(Figure record listings)
____

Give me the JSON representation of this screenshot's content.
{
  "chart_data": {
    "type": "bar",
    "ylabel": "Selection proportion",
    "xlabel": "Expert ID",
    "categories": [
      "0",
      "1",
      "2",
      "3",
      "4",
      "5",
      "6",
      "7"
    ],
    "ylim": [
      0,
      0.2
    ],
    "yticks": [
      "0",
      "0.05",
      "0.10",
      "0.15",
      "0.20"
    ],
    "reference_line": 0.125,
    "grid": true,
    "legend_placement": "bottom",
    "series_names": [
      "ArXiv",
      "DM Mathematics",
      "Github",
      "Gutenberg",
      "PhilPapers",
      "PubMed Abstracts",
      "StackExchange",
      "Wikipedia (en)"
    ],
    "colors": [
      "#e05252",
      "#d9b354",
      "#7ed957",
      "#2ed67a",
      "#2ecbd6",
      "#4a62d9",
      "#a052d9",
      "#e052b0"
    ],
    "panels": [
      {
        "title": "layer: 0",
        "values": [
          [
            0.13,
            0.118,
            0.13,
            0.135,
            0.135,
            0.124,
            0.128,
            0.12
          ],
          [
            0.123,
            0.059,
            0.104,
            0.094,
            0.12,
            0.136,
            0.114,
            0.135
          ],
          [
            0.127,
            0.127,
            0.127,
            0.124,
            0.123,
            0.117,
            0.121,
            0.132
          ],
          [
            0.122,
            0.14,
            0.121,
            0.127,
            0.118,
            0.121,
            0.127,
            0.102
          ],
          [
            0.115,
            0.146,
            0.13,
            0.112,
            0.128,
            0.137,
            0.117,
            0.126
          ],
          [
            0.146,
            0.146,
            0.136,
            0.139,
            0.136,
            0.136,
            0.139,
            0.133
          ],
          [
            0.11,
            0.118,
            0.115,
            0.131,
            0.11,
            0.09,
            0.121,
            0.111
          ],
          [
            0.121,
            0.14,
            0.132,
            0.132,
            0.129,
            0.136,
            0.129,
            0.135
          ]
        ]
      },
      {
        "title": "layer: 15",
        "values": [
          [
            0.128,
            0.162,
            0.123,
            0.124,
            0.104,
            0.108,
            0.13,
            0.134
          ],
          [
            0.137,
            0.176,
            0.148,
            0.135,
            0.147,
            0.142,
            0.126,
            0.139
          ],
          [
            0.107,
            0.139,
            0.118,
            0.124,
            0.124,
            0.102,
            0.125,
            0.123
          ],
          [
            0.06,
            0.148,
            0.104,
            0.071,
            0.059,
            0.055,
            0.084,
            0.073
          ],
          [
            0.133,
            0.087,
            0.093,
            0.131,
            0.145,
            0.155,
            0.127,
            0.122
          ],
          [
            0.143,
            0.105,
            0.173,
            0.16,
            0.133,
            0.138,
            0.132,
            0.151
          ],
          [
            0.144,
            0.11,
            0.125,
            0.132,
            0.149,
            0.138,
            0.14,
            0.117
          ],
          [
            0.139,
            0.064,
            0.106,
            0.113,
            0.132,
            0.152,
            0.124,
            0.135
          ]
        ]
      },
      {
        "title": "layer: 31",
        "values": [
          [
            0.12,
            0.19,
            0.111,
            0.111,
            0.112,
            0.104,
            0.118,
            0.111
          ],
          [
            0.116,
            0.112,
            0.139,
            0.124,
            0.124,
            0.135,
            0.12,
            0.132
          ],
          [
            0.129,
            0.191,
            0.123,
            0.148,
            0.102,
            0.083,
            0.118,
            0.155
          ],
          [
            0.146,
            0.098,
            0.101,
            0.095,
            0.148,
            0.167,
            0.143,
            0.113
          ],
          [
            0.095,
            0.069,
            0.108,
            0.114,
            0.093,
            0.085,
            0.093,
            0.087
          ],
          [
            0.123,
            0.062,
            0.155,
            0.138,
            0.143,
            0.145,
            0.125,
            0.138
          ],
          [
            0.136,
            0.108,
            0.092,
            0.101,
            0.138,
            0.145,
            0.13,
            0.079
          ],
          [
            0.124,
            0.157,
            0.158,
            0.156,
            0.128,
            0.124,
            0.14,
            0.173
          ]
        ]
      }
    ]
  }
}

____

__Written request__: Print every line of the records exactly. Omit nothing.

__Completed exercise__:
Give me the JSON representation of this screenshot's content.
{
  "chart_data": {
    "type": "bar",
    "ylabel": "Selection proportion",
    "xlabel": "Expert ID",
    "categories": [
      "0",
      "1",
      "2",
      "3",
      "4",
      "5",
      "6",
      "7"
    ],
    "ylim": [
      0,
      0.2
    ],
    "yticks": [
      "0",
      "0.05",
      "0.10",
      "0.15",
      "0.20"
    ],
    "reference_line": 0.125,
    "grid": true,
    "legend_placement": "bottom",
    "series_names": [
      "ArXiv",
      "DM Mathematics",
      "Github",
      "Gutenberg",
      "PhilPapers",
      "PubMed Abstracts",
      "StackExchange",
      "Wikipedia (en)"
    ],
    "colors": [
      "#e05252",
      "#d9b354",
      "#7ed957",
      "#2ed67a",
      "#2ecbd6",
      "#4a62d9",
      "#a052d9",
      "#e052b0"
    ],
    "panels": [
      {
        "title": "layer: 0",
        "values": [
          [
            0.13,
            0.118,
            0.13,
            0.135,
            0.135,
            0.124,
            0.128,
            0.12
          ],
          [
            0.123,
            0.059,
            0.104,
            0.094,
            0.12,
            0.136,
            0.114,
            0.135
          ],
          [
            0.127,
            0.127,
            0.127,
            0.124,
            0.123,
            0.117,
            0.121,
            0.132
          ],
          [
            0.122,
            0.14,
            0.121,
            0.127,
            0.118,
            0.121,
            0.127,
            0.102
          ],
          [
            0.115,
            0.146,
            0.13,
            0.112,
            0.128,
            0.137,
            0.117,
            0.126
          ],
          [
            0.146,
            0.146,
            0.136,
            0.139,
            0.136,
            0.136,
            0.139,
            0.133
          ],
          [
            0.11,
            0.118,
            0.115,
            0.131,
            0.11,
            0.09,
            0.121,
            0.111
          ],
          [
            0.121,
            0.14,
            0.132,
            0.132,
            0.129,
            0.136,
            0.129,
            0.135
          ]
        ]
      },
      {
        "title": "layer: 15",
        "values": [
          [
            0.128,
            0.162,
            0.123,
            0.124,
            0.104,
            0.108,
            0.13,
            0.134
          ],
          [
            0.137,
            0.176,
            0.148,
            0.135,
            0.147,
            0.142,
            0.126,
            0.139
          ],
          [
            0.107,
            0.139,
            0.118,
            0.124,
            0.124,
            0.102,
            0.125,
            0.123
          ],
          [
            0.06,
            0.148,
            0.104,
            0.071,
            0.059,
            0.055,
            0.084,
            0.073
          ],
          [
            0.133,
            0.087,
            0.093,
            0.131,
            0.145,
            0.155,
            0.127,
            0.122
          ],
          [
            0.143,
            0.105,
            0.173,
            0.16,
            0.133,
            0.138,
            0.132,
            0.151
          ],
          [
            0.144,
            0.11,
            0.125,
            0.132,
            0.149,
            0.138,
            0.14,
            0.117
          ],
          [
            0.139,
            0.064,
            0.106,
            0.113,
            0.132,
            0.152,
            0.124,
            0.135
          ]
        ]
      },
      {
        "title": "layer: 31",
        "values": [
          [
            0.12,
            0.19,
            0.111,
            0.111,
            0.112,
            0.104,
            0.118,
            0.111
          ],
          [
            0.116,
            0.112,
            0.139,
            0.124,
            0.124,
            0.135,
            0.12,
            0.132
          ],
          [
            0.129,
            0.191,
            0.123,
            0.148,
            0.102,
            0.083,
            0.118,
            0.155
          ],
          [
            0.146,
            0.098,
            0.101,
            0.095,
            0.148,
            0.167,
            0.143,
            0.113
          ],
          [
            0.095,
            0.069,
            0.108,
            0.114,
            0.093,
            0.085,
            0.093,
            0.087
          ],
          [
            0.123,
            0.062,
            0.155,
            0.138,
            0.143,
            0.145,
            0.125,
            0.138
          ],
          [
            0.136,
            0.108,
            0.092,
            0.101,
            0.138,
            0.145,
            0.13,
            0.079
          ],
          [
            0.124,
            0.157,
            0.158,
            0.156,
            0.128,
            0.124,
            0.14,
            0.173
          ]
        ]
      }
    ]
  }
}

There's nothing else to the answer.